** Begin **

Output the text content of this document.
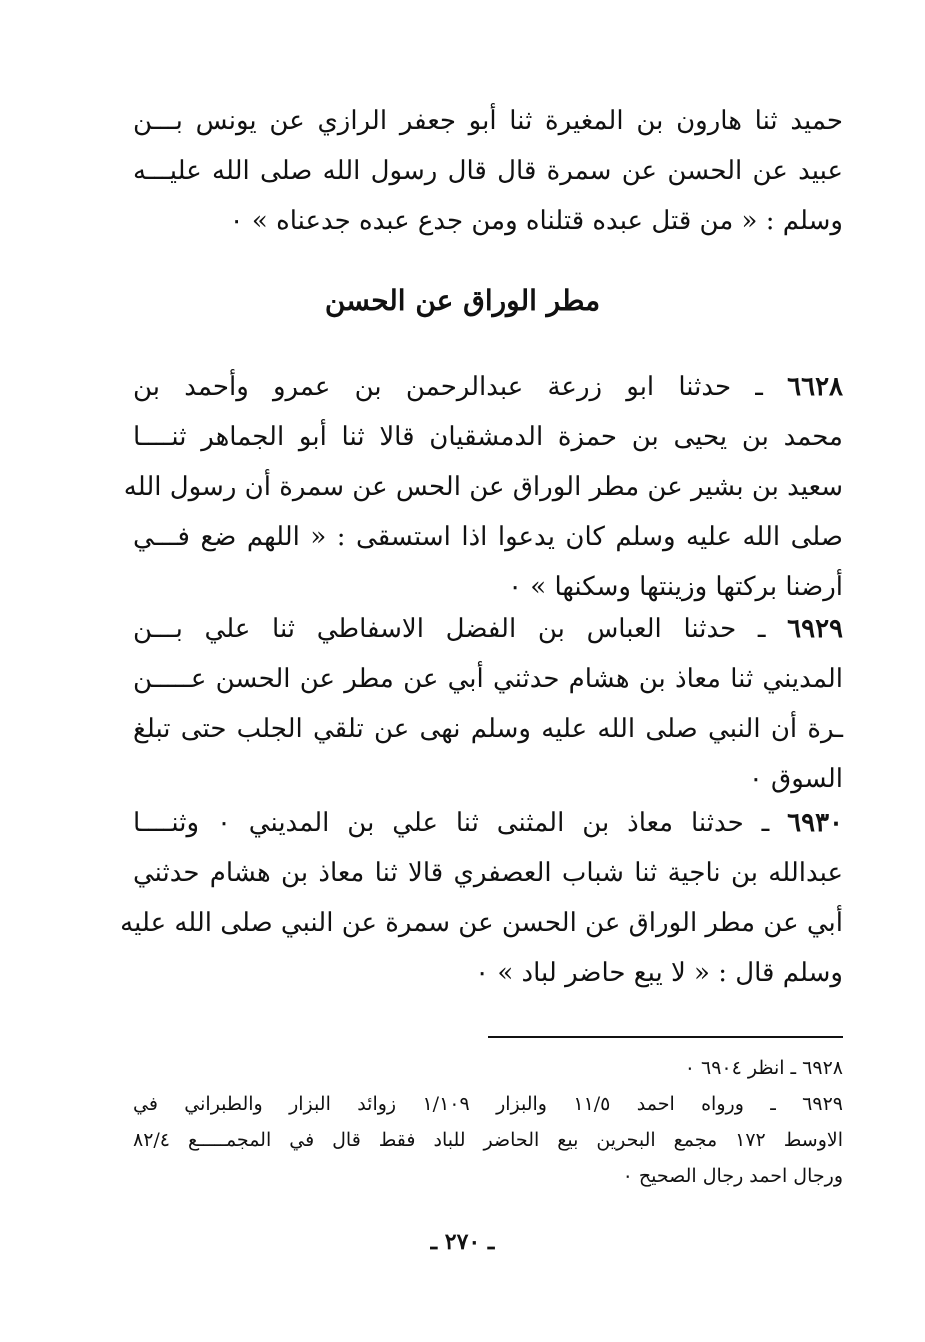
حميد ثنا هارون بن المغيرة ثنا أبو جعفر الرازي عن يونس بـــن
عبيد عن الحسن عن سمرة قال قال رسول الله صلى الله عليـــه
وسلم : « من قتل عبده قتلناه ومن جدع عبده جدعناه » ٠
مطر الوراق عن الحسن
٦٦٢٨ ـ حدثنا ابو زرعة عبدالرحمن بن عمرو وأحمد بن
محمد بن يحيى بن حمزة الدمشقيان قالا ثنا أبو الجماهر ثنــــا
سعيد بن بشير عن مطر الوراق عن الحس عن سمرة أن رسول الله
صلى الله عليه وسلم كان يدعوا اذا استسقى : « اللهم ضع فـــي
أرضنا بركتها وزينتها وسكنها » ٠
٦٩٢٩ ـ حدثنا العباس بن الفضل الاسفاطي ثنا علي بـــن
المديني ثنا معاذ بن هشام حدثني أبي عن مطر عن الحسن عـــــن
ـرة أن النبي صلى الله عليه وسلم نهى عن تلقي الجلب حتى تبلغ
السوق ٠
٦٩٣٠ ـ حدثنا معاذ بن المثنى ثنا علي بن المديني ٠ وثنــــا
عبدالله بن ناجية ثنا شباب العصفري قالا ثنا معاذ بن هشام حدثني
أبي عن مطر الوراق عن الحسن عن سمرة عن النبي صلى الله عليه
وسلم قال : « لا يبع حاضر لباد » ٠
٦٩٢٨ ـ انظر ٦٩٠٤ ٠
٦٩٢٩ ـ ورواه احمد ١١/٥ والبزار ١/١٠٩ زوائد البزار والطبراني في
الاوسط ١٧٢ مجمع البحرين بيع الحاضر للباد فقط قال في المجمـــــع ٨٢/٤
ورجال احمد رجال الصحيح ٠
ـ ٢٧٠ ـ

** End **

GIVEN REQUEST:
Tally up the lines in the records that contain the word "احمد" and give only the total.

SOLVED EXERCISE:
2